What needs to be done: Find and return each line containing "Liverpool".

(Dataset entries)
╔══

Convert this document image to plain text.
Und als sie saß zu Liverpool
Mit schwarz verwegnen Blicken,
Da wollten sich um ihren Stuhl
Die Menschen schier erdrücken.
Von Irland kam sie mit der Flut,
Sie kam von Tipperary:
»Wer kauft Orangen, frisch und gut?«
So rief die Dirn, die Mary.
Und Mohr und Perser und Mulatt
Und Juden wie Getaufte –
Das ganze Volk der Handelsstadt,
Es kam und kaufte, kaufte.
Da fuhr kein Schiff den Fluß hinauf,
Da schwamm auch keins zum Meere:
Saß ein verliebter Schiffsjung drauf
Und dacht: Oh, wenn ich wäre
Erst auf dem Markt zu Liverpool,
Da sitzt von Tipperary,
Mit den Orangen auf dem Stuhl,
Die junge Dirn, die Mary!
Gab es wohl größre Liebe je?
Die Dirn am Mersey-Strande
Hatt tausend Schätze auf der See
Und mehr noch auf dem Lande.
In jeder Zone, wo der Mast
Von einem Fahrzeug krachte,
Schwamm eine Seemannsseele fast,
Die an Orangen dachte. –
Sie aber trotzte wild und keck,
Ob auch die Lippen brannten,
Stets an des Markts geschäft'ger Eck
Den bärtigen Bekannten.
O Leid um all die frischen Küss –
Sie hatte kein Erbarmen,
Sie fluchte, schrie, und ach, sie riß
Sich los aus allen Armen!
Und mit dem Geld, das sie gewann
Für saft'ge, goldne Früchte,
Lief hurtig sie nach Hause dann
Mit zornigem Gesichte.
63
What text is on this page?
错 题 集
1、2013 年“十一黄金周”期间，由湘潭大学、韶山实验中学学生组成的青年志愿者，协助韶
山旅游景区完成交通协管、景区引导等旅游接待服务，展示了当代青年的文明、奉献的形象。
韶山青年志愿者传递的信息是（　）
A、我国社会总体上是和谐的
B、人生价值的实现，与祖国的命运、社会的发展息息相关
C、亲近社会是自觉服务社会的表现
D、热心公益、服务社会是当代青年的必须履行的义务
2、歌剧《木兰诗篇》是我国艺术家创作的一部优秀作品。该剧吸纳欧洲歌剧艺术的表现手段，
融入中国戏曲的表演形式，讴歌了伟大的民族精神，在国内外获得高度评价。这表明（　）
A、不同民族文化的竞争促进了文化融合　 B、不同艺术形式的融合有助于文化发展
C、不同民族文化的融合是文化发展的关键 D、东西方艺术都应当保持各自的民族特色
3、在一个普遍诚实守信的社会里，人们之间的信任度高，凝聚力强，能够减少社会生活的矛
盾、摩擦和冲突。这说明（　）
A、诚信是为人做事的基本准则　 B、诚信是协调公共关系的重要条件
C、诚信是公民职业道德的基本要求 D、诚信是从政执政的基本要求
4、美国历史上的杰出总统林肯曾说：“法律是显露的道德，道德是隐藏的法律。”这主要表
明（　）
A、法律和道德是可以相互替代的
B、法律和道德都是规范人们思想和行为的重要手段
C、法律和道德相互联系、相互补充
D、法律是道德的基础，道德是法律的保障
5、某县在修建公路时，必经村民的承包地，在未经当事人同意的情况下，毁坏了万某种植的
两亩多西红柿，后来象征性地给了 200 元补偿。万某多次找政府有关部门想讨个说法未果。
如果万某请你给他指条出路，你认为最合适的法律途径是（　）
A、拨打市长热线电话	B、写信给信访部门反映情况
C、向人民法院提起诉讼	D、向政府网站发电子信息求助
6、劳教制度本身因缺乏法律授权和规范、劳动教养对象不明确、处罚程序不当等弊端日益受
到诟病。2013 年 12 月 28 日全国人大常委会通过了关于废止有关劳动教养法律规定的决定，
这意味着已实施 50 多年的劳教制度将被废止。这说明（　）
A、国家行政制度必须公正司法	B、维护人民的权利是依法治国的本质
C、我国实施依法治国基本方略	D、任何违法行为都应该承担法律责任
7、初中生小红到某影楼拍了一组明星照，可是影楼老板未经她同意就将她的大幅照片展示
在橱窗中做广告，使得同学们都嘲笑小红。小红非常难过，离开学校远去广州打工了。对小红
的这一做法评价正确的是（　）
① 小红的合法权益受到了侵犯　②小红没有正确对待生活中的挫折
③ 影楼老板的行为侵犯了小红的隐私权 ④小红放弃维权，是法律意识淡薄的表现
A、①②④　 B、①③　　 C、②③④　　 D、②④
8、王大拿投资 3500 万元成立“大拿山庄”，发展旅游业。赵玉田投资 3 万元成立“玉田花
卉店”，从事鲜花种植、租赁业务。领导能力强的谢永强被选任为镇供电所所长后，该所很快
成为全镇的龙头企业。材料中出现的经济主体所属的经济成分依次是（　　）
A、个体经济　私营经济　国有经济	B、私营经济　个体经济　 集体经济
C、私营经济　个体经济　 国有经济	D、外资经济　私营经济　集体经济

╚══

Answer for the task:
Und als sie saß zu Liverpool
Erst auf dem Markt zu Liverpool,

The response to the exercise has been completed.